__WHAT YOU ARE ASKED TO DO__:
Search the entries below. Return every line that has "заявителем" in it.

__Saved entries__:
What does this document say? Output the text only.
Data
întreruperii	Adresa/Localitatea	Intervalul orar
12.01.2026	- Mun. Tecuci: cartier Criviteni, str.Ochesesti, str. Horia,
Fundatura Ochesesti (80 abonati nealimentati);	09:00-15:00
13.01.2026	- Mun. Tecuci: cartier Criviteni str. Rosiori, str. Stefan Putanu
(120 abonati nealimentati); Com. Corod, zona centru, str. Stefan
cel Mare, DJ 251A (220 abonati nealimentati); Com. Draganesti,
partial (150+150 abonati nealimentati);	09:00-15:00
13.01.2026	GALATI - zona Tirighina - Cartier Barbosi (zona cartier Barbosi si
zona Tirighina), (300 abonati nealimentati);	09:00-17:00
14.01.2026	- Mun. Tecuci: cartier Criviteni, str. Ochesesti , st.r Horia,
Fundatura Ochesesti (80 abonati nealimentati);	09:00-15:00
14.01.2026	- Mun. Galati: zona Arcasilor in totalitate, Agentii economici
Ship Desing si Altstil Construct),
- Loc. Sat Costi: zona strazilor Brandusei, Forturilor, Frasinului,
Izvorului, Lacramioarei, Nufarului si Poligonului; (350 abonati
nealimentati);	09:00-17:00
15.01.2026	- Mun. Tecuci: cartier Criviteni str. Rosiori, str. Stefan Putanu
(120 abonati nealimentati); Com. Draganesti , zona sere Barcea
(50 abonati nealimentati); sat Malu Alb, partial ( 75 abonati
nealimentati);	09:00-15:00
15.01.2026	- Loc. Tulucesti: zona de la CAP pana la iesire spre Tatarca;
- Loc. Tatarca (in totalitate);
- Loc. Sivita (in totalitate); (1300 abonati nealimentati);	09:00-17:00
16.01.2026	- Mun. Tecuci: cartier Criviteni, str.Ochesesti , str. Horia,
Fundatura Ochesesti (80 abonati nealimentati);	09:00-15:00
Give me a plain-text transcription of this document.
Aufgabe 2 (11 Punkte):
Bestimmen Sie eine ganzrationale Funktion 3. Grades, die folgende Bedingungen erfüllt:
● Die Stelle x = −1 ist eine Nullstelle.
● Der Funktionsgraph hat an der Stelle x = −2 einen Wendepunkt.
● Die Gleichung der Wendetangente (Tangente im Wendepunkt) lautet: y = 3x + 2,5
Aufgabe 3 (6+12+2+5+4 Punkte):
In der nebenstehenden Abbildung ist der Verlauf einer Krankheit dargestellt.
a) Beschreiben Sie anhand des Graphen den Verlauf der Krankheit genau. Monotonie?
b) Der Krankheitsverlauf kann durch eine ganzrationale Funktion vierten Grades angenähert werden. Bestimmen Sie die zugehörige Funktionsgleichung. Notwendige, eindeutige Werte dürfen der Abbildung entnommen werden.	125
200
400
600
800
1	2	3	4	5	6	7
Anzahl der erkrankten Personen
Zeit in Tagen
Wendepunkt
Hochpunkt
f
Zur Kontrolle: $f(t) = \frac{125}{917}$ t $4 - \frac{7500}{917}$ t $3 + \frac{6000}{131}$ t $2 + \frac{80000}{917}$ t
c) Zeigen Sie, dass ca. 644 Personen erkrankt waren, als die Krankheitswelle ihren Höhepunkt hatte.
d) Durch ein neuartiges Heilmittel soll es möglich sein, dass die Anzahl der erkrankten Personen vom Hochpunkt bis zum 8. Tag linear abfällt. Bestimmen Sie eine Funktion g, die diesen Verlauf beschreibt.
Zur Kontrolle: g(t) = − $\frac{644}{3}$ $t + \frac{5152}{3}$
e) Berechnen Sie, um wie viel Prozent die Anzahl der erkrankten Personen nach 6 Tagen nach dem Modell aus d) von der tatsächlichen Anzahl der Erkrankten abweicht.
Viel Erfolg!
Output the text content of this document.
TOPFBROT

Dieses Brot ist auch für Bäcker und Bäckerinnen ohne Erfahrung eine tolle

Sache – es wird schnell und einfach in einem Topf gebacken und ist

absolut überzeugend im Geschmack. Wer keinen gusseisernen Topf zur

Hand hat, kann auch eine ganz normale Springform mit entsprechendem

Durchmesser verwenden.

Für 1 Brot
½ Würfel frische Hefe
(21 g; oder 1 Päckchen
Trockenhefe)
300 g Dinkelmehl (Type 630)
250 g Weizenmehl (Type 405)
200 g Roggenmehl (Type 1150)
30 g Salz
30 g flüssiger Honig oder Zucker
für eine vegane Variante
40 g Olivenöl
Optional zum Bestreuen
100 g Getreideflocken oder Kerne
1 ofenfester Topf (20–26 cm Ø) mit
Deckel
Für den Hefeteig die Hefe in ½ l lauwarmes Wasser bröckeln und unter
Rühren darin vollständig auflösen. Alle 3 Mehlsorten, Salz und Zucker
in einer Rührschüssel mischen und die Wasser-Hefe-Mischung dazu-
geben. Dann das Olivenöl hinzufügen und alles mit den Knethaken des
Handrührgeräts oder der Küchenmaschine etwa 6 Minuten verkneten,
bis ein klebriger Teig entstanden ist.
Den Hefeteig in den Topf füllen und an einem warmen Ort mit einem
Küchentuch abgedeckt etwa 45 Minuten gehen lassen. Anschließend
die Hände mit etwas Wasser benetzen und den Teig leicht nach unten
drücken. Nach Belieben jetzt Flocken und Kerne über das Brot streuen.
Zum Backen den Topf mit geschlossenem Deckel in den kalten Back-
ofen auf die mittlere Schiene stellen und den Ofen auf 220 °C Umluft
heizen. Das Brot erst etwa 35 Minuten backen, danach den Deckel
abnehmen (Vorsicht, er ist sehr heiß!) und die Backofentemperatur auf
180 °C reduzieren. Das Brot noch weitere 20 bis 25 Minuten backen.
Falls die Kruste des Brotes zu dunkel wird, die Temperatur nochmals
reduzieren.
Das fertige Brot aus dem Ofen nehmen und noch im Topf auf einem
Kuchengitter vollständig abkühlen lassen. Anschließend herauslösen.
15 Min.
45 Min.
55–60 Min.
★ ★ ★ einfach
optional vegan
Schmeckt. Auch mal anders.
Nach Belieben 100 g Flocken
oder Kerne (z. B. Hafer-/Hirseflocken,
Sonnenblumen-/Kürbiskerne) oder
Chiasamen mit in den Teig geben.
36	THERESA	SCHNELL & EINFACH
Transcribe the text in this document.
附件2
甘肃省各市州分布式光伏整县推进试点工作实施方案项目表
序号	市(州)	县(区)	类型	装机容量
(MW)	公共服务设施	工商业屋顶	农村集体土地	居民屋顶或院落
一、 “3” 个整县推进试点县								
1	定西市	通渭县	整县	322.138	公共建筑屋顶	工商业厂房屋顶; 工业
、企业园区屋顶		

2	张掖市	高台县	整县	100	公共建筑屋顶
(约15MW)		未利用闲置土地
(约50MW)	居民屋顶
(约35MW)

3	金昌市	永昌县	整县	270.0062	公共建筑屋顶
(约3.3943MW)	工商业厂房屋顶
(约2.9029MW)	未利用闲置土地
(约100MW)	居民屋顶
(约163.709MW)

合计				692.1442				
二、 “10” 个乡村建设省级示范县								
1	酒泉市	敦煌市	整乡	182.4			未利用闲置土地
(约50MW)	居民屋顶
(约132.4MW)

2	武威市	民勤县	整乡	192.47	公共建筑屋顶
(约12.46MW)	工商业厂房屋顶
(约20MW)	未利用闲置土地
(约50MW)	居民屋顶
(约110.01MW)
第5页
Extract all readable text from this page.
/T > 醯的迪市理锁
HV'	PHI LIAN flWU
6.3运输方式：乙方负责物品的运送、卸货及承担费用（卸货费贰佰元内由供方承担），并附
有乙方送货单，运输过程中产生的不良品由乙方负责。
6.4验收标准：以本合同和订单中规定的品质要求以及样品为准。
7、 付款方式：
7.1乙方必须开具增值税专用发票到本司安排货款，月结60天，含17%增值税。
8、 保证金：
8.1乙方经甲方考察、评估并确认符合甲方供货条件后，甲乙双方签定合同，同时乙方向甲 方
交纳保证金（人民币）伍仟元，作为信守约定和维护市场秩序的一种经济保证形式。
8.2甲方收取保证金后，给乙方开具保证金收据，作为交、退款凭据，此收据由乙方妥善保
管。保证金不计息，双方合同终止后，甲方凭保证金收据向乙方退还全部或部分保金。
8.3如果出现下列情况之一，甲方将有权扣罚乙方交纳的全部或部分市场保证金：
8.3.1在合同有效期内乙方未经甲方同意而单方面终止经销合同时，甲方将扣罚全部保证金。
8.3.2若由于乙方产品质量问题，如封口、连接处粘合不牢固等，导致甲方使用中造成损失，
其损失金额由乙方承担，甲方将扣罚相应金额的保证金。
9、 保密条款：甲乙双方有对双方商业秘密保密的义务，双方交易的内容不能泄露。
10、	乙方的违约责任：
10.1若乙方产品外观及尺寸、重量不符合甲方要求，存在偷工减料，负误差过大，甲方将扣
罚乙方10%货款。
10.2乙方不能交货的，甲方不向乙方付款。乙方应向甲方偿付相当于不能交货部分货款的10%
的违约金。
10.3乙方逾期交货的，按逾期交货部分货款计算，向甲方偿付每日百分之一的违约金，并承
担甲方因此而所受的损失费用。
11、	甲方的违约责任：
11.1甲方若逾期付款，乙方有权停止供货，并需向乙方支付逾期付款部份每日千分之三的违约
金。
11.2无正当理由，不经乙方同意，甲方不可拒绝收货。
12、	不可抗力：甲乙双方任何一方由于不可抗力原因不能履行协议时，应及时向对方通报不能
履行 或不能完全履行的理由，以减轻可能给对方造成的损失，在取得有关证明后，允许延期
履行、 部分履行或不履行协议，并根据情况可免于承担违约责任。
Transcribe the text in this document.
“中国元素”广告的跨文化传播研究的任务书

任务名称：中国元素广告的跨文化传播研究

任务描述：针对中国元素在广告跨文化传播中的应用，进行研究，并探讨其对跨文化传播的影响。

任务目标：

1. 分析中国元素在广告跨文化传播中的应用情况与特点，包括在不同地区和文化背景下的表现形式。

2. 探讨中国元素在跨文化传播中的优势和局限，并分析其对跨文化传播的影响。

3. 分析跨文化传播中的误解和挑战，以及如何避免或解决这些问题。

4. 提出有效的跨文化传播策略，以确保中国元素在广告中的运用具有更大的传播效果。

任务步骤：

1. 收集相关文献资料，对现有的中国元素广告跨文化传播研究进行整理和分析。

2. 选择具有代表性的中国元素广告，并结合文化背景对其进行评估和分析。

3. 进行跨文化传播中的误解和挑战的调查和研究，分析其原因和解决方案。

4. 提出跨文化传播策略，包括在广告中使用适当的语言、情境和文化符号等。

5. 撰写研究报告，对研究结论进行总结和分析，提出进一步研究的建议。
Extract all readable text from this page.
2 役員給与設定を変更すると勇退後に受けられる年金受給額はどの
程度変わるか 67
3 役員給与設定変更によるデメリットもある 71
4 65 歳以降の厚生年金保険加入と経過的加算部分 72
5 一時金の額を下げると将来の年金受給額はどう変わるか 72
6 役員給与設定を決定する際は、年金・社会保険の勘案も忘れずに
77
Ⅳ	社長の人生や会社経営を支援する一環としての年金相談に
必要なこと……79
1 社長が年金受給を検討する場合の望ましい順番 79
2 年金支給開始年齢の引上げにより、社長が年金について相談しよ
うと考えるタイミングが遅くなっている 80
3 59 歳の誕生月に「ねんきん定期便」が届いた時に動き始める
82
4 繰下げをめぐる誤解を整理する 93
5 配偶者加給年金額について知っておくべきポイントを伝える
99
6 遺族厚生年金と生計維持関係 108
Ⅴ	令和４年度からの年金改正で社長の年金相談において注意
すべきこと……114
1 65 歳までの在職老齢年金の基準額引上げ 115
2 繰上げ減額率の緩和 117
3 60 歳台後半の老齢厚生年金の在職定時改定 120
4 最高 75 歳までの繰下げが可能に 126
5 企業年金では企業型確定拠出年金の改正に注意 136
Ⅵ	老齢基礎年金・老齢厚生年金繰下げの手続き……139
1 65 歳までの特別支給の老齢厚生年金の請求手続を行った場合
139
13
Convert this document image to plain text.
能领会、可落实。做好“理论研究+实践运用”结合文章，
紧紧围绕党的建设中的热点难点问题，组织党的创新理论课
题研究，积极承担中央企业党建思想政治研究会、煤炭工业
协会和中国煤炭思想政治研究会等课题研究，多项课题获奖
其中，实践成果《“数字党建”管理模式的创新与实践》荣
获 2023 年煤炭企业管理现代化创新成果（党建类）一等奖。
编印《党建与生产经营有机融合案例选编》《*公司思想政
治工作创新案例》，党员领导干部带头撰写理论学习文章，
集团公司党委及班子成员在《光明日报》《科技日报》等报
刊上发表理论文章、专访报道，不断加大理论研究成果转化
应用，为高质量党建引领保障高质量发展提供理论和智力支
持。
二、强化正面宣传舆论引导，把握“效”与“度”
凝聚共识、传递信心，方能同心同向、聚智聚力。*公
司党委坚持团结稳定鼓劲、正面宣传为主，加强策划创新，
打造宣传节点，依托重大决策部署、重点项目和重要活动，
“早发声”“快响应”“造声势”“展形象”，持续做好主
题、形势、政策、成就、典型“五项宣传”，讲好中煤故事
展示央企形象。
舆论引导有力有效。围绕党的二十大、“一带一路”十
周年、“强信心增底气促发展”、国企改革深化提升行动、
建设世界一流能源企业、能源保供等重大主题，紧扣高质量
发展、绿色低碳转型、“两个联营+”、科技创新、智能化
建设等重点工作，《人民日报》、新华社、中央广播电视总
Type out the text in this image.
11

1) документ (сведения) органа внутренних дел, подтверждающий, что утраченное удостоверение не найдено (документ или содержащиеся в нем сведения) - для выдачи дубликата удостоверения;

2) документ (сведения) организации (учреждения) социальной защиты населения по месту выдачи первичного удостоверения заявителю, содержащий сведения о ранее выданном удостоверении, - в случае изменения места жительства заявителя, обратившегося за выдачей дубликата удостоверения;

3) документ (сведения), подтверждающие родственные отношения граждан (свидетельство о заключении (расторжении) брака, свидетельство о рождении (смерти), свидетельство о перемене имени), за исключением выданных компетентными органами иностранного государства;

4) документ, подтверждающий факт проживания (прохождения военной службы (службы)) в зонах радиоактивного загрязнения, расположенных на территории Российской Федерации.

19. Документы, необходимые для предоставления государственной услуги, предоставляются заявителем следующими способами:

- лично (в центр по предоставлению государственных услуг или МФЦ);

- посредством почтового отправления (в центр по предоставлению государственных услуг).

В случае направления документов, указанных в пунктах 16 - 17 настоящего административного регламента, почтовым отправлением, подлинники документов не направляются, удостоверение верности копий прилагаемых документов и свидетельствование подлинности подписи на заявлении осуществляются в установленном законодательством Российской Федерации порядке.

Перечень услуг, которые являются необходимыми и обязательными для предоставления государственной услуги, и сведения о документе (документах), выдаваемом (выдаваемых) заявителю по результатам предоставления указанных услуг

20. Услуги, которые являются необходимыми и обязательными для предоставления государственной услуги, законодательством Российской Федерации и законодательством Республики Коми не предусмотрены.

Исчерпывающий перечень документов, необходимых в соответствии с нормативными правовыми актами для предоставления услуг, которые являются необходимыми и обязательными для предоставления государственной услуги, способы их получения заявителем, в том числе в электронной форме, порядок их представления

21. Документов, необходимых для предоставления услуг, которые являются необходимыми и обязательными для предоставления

__WRITTEN SOLUTION__:
19. Документы, необходимые для предоставления государственной услуги, предоставляются заявителем следующими способами:
Исчерпывающий перечень документов, необходимых в соответствии с нормативными правовыми актами для предоставления услуг, которые являются необходимыми и обязательными для предоставления государственной услуги, способы их получения заявителем, в том числе в электронной форме, порядок их представления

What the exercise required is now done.